» DESCRIPTION OF THE TASK:
Exactly repeat the material, dropping only the pictures.

» DATA TO PROCESS:
########################################

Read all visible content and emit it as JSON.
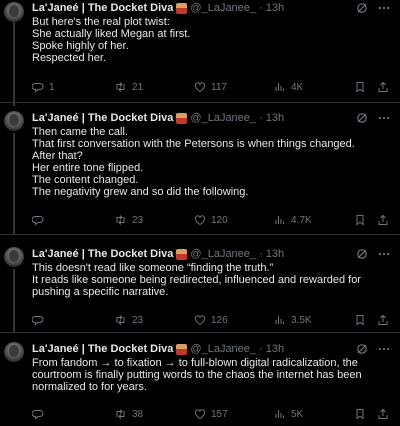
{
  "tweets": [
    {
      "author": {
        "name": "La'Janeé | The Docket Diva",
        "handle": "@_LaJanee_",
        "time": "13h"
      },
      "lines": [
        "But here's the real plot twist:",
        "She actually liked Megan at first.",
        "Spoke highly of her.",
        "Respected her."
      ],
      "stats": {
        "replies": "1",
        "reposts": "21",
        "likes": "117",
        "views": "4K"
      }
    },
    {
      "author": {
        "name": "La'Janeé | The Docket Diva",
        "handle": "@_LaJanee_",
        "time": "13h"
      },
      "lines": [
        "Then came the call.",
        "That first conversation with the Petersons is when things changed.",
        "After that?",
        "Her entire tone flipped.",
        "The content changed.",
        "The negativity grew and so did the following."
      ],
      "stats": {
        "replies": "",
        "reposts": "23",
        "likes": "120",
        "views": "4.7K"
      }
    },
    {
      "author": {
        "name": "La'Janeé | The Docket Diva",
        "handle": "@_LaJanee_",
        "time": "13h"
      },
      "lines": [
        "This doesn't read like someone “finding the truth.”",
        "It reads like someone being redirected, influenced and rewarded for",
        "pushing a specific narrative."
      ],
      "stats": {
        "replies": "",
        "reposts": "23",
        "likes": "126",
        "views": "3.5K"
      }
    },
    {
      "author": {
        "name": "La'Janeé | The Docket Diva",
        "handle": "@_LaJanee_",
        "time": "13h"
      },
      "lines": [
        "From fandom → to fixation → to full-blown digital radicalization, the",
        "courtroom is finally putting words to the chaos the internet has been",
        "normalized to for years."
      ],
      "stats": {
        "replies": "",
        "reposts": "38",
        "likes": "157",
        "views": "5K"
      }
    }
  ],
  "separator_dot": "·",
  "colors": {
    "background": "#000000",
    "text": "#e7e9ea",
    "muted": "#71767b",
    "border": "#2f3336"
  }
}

########################################

» CORRECT ANSWER:
Read all visible content and emit it as JSON.
{
  "tweets": [
    {
      "author": {
        "name": "La'Janeé | The Docket Diva",
        "handle": "@_LaJanee_",
        "time": "13h"
      },
      "lines": [
        "But here's the real plot twist:",
        "She actually liked Megan at first.",
        "Spoke highly of her.",
        "Respected her."
      ],
      "stats": {
        "replies": "1",
        "reposts": "21",
        "likes": "117",
        "views": "4K"
      }
    },
    {
      "author": {
        "name": "La'Janeé | The Docket Diva",
        "handle": "@_LaJanee_",
        "time": "13h"
      },
      "lines": [
        "Then came the call.",
        "That first conversation with the Petersons is when things changed.",
        "After that?",
        "Her entire tone flipped.",
        "The content changed.",
        "The negativity grew and so did the following."
      ],
      "stats": {
        "replies": "",
        "reposts": "23",
        "likes": "120",
        "views": "4.7K"
      }
    },
    {
      "author": {
        "name": "La'Janeé | The Docket Diva",
        "handle": "@_LaJanee_",
        "time": "13h"
      },
      "lines": [
        "This doesn't read like someone “finding the truth.”",
        "It reads like someone being redirected, influenced and rewarded for",
        "pushing a specific narrative."
      ],
      "stats": {
        "replies": "",
        "reposts": "23",
        "likes": "126",
        "views": "3.5K"
      }
    },
    {
      "author": {
        "name": "La'Janeé | The Docket Diva",
        "handle": "@_LaJanee_",
        "time": "13h"
      },
      "lines": [
        "From fandom → to fixation → to full-blown digital radicalization, the",
        "courtroom is finally putting words to the chaos the internet has been",
        "normalized to for years."
      ],
      "stats": {
        "replies": "",
        "reposts": "38",
        "likes": "157",
        "views": "5K"
      }
    }
  ],
  "separator_dot": "·",
  "colors": {
    "background": "#000000",
    "text": "#e7e9ea",
    "muted": "#71767b",
    "border": "#2f3336"
  }
}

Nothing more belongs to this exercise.